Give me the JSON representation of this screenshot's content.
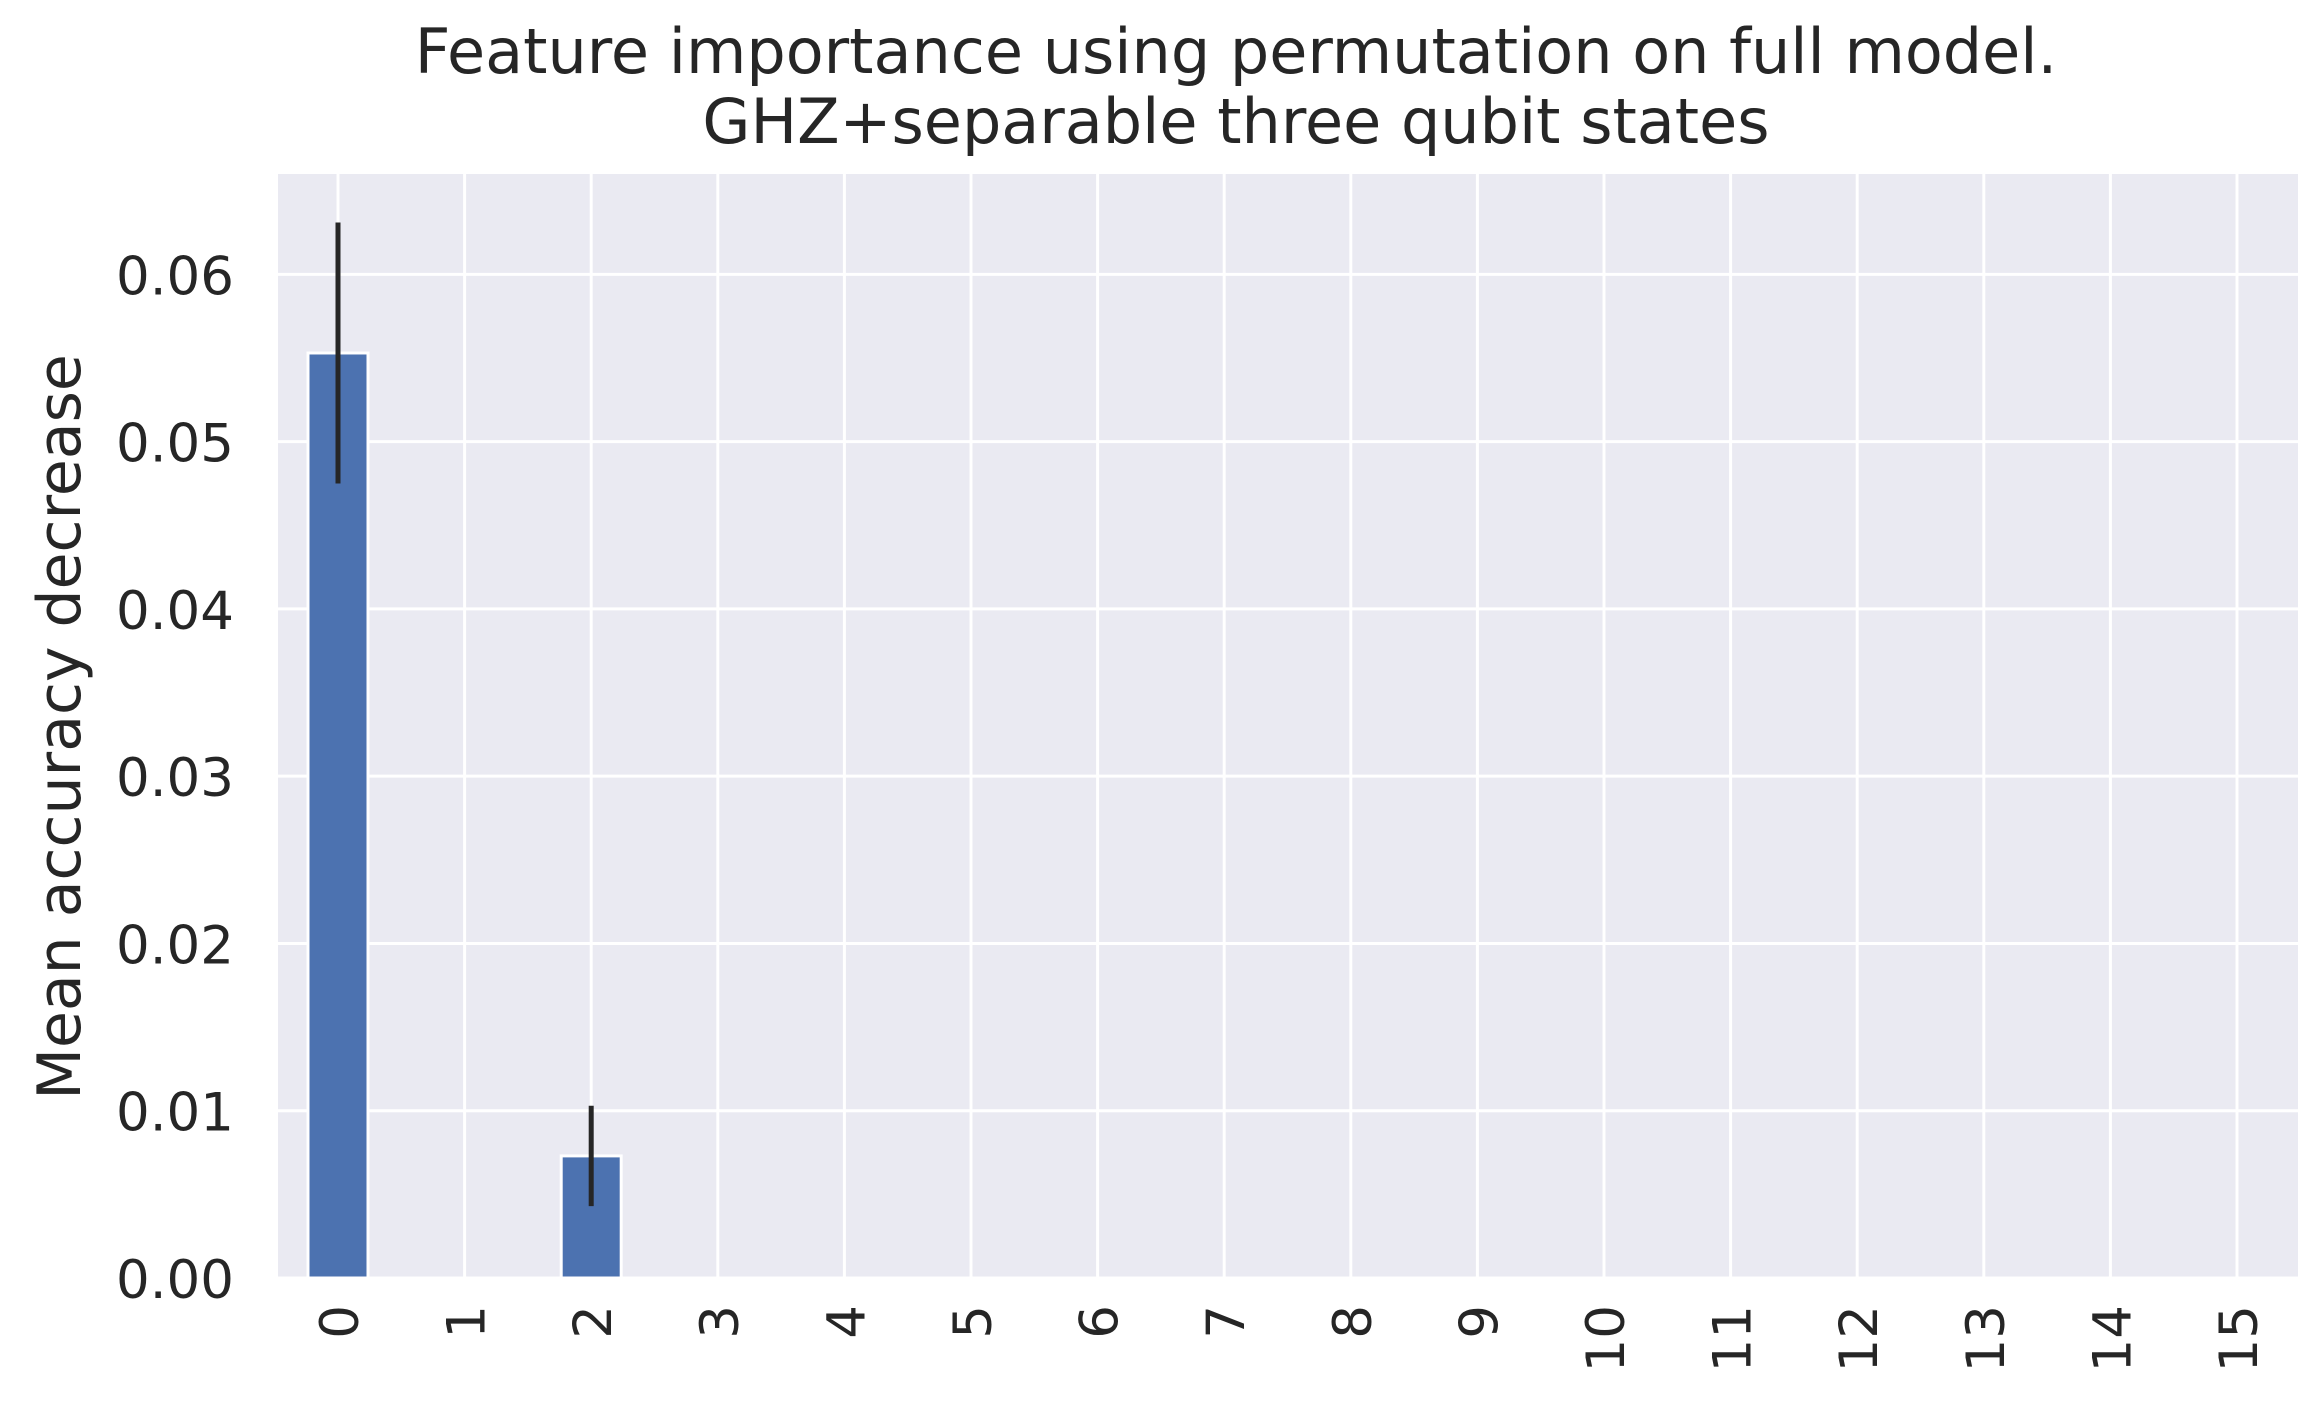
{
  "chart_data": {
    "type": "bar",
    "title": "Feature importance using permutation on full model.",
    "subtitle": "GHZ+separable three qubit states",
    "xlabel": "",
    "ylabel": "Mean accuracy decrease",
    "categories": [
      "0",
      "1",
      "2",
      "3",
      "4",
      "5",
      "6",
      "7",
      "8",
      "9",
      "10",
      "11",
      "12",
      "13",
      "14",
      "15"
    ],
    "values": [
      0.0553,
      0,
      0.0073,
      0,
      0,
      0,
      0,
      0,
      0,
      0,
      0,
      0,
      0,
      0,
      0,
      0
    ],
    "errors": [
      0.0078,
      0,
      0.003,
      0,
      0,
      0,
      0,
      0,
      0,
      0,
      0,
      0,
      0,
      0,
      0,
      0
    ],
    "ylim": [
      0,
      0.066
    ],
    "yticks": [
      "0.00",
      "0.01",
      "0.02",
      "0.03",
      "0.04",
      "0.05",
      "0.06"
    ],
    "grid": true,
    "colors": {
      "bar": "#4c72b0",
      "plot_background": "#eaeaf2",
      "grid": "#ffffff",
      "error_bar": "#262626"
    }
  }
}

* * * * * * *

_Exercise goal_: Set each line of the records down exactly, leaving every picture out.

_Response to the exercise_:
Give me the JSON representation of this screenshot's content.
{
  "chart_data": {
    "type": "bar",
    "title": "Feature importance using permutation on full model.",
    "subtitle": "GHZ+separable three qubit states",
    "xlabel": "",
    "ylabel": "Mean accuracy decrease",
    "categories": [
      "0",
      "1",
      "2",
      "3",
      "4",
      "5",
      "6",
      "7",
      "8",
      "9",
      "10",
      "11",
      "12",
      "13",
      "14",
      "15"
    ],
    "values": [
      0.0553,
      0,
      0.0073,
      0,
      0,
      0,
      0,
      0,
      0,
      0,
      0,
      0,
      0,
      0,
      0,
      0
    ],
    "errors": [
      0.0078,
      0,
      0.003,
      0,
      0,
      0,
      0,
      0,
      0,
      0,
      0,
      0,
      0,
      0,
      0,
      0
    ],
    "ylim": [
      0,
      0.066
    ],
    "yticks": [
      "0.00",
      "0.01",
      "0.02",
      "0.03",
      "0.04",
      "0.05",
      "0.06"
    ],
    "grid": true,
    "colors": {
      "bar": "#4c72b0",
      "plot_background": "#eaeaf2",
      "grid": "#ffffff",
      "error_bar": "#262626"
    }
  }
}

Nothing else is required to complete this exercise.